__WRITTEN INSTRUCTION__:
Collect all lines containing the word "KATHOLISCHEN" from the data.

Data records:
══════════════════════════════

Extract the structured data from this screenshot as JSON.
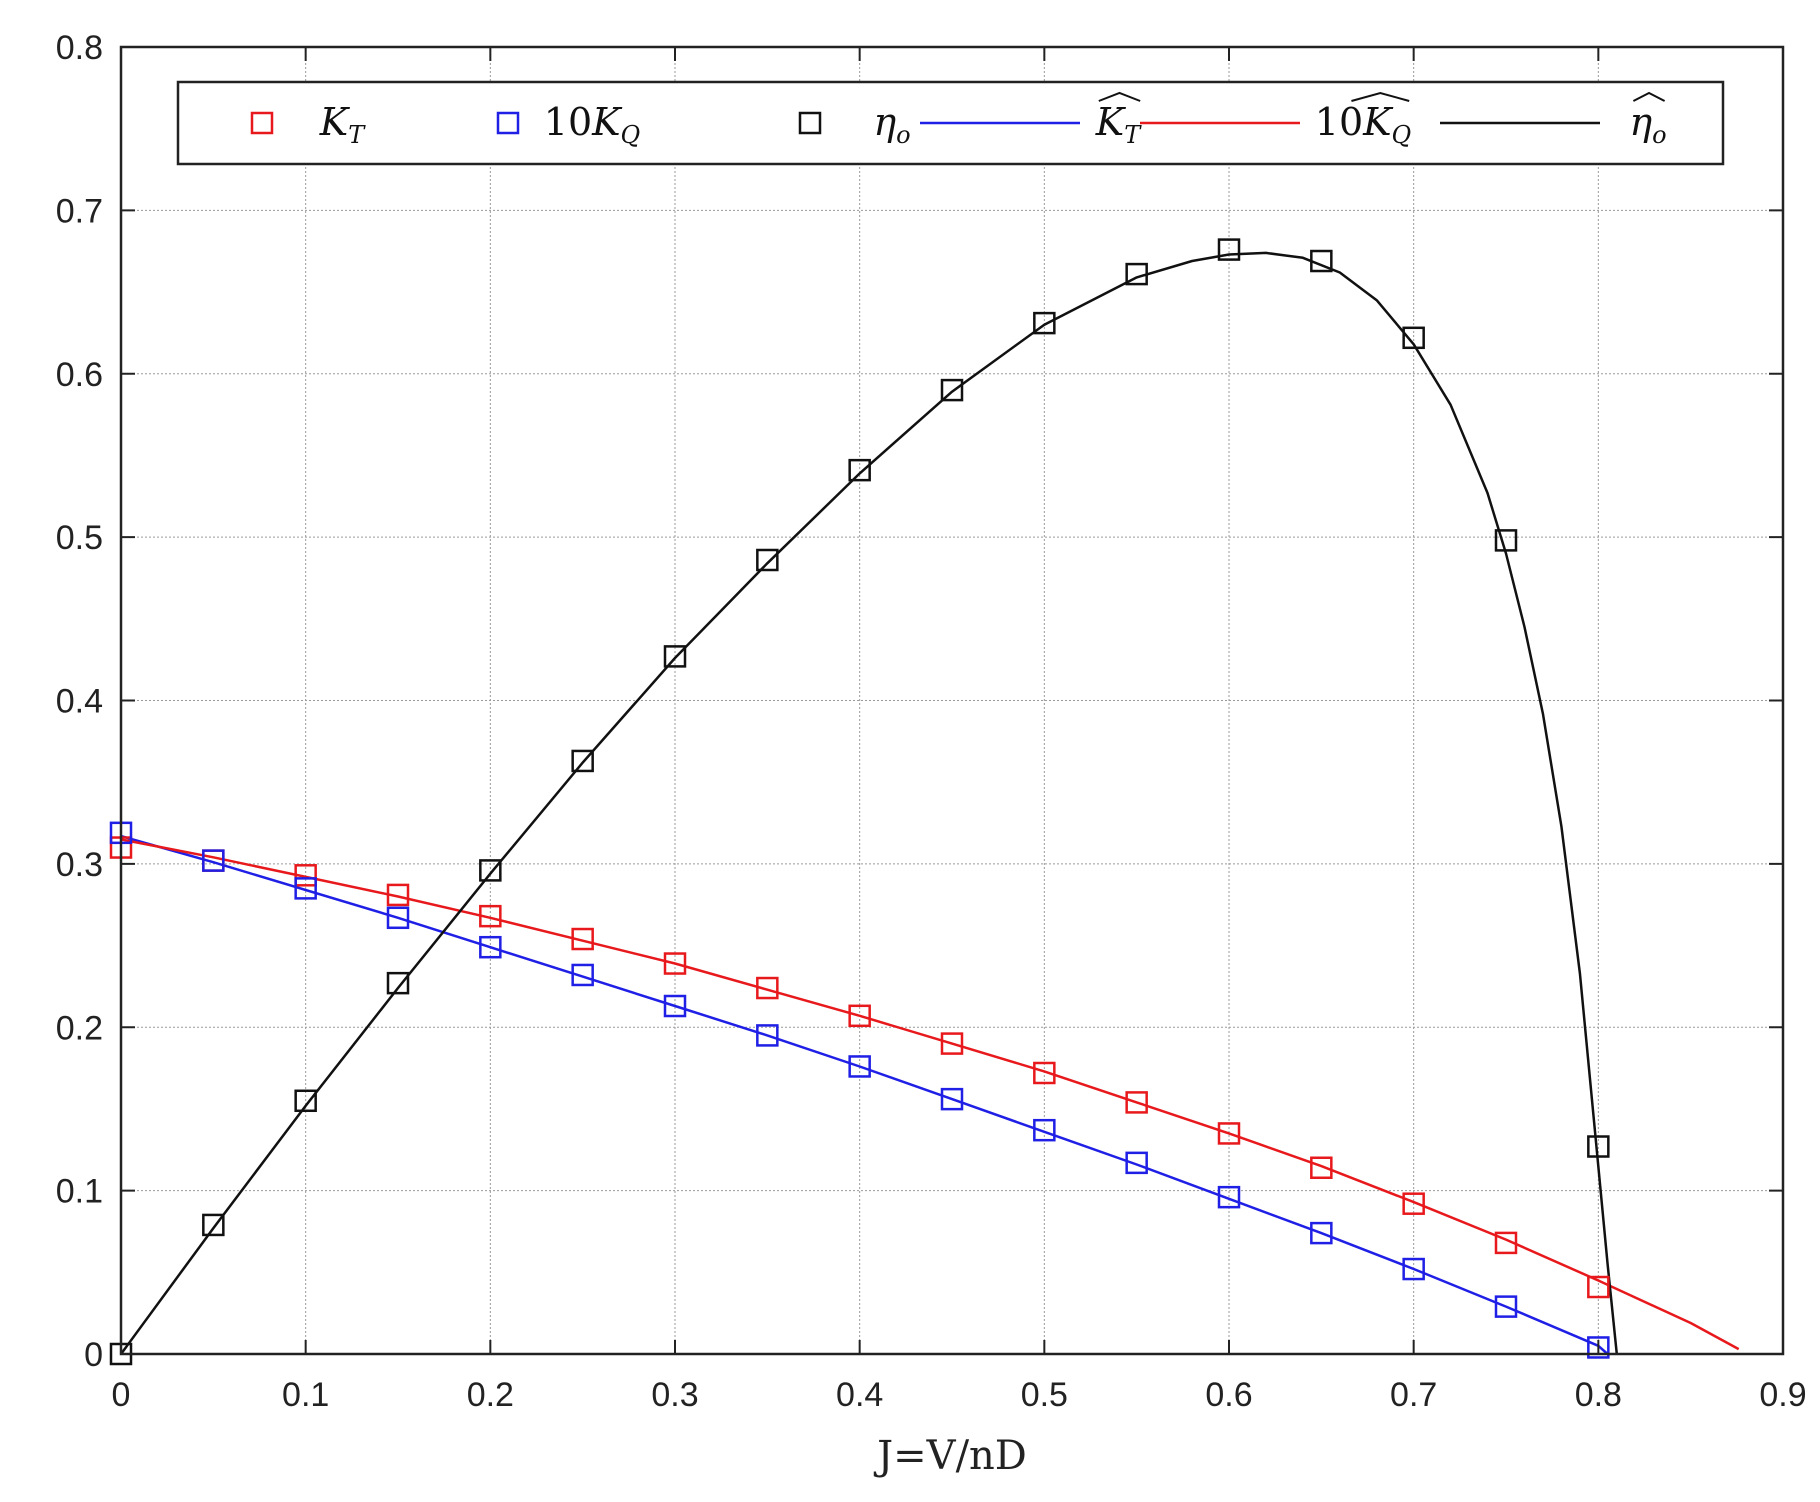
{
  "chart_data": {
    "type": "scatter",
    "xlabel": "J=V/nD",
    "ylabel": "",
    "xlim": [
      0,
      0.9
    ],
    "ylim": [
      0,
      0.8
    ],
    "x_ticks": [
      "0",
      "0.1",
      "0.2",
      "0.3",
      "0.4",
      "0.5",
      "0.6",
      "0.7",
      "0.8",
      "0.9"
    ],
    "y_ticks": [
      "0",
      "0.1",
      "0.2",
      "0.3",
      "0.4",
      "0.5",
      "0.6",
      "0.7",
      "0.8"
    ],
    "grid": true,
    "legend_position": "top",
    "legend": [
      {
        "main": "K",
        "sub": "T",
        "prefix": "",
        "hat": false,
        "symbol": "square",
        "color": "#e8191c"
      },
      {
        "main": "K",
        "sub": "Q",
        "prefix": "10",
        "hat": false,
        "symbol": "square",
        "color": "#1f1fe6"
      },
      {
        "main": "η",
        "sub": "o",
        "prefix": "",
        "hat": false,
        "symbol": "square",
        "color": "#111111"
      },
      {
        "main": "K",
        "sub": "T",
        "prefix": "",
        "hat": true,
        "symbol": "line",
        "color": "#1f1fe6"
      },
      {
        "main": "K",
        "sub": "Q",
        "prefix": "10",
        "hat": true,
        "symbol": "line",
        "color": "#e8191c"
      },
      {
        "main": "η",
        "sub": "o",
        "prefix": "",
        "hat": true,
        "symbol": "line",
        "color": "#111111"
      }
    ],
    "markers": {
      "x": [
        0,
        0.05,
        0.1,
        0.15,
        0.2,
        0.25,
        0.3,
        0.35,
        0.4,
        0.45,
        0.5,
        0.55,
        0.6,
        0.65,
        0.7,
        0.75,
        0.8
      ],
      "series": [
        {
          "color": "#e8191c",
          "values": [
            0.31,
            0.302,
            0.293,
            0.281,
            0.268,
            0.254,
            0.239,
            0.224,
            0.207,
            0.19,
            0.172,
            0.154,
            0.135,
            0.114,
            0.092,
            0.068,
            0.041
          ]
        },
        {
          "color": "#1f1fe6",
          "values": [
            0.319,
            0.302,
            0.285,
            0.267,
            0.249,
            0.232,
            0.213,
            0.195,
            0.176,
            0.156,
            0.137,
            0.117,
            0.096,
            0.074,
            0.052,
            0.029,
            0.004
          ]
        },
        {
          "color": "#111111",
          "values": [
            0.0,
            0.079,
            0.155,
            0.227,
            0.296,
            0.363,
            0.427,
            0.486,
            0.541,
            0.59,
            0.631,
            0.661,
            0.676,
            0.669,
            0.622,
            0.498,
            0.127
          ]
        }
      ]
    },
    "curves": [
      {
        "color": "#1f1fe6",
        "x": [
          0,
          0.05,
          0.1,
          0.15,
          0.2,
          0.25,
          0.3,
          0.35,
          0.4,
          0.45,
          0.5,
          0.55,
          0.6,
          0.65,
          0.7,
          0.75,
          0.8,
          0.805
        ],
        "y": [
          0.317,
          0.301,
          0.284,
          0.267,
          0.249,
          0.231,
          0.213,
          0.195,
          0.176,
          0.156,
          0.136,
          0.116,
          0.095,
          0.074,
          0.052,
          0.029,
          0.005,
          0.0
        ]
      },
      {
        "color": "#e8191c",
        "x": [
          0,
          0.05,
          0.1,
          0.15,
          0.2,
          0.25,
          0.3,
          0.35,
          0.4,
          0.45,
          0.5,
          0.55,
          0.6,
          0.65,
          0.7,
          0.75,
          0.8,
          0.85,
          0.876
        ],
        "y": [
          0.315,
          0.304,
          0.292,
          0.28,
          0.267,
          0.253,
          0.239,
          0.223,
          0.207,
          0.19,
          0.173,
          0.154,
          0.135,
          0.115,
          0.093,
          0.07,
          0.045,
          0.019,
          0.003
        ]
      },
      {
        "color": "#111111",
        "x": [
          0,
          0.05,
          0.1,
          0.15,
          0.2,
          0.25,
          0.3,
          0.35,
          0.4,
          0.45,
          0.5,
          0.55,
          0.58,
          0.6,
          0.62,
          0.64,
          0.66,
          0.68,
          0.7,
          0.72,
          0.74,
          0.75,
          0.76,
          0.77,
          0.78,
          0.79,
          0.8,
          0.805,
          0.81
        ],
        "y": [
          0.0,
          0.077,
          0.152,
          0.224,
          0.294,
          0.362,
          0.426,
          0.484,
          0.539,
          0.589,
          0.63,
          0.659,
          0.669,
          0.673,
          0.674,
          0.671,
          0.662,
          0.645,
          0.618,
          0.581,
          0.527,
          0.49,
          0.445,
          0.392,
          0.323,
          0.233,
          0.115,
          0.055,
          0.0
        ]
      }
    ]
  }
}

══════════════════════════════

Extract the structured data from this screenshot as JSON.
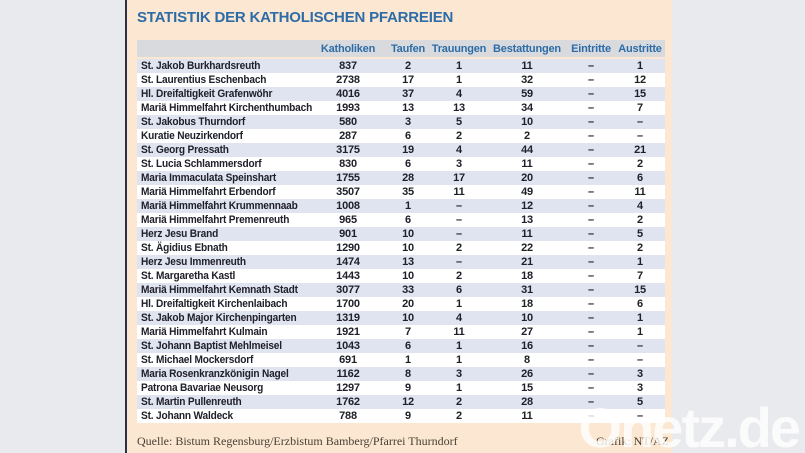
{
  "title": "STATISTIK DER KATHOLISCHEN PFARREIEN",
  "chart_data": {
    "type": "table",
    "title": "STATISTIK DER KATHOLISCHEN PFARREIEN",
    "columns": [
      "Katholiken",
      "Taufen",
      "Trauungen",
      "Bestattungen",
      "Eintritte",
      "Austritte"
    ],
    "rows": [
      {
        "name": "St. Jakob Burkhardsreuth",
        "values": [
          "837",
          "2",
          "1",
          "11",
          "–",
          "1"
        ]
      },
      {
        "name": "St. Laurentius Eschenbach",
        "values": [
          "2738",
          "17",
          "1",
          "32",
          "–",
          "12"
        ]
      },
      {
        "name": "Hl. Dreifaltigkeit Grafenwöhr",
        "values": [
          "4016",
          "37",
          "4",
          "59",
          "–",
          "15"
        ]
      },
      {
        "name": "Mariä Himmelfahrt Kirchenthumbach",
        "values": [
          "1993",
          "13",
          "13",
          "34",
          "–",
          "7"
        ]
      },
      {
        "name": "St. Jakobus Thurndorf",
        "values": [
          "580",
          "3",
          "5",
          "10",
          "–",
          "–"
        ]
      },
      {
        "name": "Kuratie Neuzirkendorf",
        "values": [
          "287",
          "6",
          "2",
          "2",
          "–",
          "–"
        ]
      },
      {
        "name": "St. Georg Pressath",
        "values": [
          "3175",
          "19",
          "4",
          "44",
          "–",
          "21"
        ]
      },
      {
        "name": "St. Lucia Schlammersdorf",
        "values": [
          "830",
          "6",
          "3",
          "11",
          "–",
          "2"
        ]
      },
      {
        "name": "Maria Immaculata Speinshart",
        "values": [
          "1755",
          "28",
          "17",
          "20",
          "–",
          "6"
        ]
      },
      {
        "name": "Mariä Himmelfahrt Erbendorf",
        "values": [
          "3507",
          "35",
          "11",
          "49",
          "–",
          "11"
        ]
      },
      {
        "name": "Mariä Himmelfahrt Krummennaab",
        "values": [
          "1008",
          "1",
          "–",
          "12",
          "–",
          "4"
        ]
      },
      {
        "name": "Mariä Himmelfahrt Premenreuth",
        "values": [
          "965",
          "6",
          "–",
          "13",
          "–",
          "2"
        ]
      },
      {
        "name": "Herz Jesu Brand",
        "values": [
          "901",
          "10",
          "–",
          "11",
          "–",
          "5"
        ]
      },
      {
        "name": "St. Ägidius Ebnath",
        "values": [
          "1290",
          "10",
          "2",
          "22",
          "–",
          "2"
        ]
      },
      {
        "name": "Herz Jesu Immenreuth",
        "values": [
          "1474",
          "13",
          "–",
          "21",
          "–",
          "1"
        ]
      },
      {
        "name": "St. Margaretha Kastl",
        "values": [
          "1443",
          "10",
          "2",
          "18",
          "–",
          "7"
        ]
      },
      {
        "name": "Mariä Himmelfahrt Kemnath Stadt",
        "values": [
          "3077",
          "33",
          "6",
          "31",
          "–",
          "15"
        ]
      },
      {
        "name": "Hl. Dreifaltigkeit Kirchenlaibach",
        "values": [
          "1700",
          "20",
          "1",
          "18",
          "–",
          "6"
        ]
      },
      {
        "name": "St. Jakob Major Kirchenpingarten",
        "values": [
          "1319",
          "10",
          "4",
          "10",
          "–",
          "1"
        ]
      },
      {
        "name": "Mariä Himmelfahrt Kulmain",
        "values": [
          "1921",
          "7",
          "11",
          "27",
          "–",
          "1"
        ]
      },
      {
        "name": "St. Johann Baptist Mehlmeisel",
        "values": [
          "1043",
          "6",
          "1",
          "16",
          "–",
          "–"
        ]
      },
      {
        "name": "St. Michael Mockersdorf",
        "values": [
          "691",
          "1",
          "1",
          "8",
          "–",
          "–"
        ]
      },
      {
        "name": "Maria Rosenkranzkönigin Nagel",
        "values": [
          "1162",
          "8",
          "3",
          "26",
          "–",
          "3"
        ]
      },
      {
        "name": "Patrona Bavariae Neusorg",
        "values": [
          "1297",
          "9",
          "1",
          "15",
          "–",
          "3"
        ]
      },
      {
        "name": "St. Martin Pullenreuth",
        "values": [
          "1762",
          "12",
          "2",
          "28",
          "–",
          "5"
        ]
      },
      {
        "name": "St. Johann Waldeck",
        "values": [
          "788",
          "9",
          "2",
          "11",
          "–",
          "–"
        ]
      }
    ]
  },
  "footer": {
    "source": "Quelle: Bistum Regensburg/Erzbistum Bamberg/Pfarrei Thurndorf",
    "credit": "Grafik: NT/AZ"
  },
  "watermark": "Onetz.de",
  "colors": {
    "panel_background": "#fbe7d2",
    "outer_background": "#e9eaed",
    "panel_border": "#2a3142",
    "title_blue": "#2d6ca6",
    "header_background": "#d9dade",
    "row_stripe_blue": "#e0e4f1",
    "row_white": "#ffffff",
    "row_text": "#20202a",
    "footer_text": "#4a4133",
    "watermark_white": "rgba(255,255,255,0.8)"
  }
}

══════════════════════════════

__SOLUTION TO THIS PROBLEM__:
  "title": "STATISTIK DER KATHOLISCHEN PFARREIEN",
    "title": "STATISTIK DER KATHOLISCHEN PFARREIEN",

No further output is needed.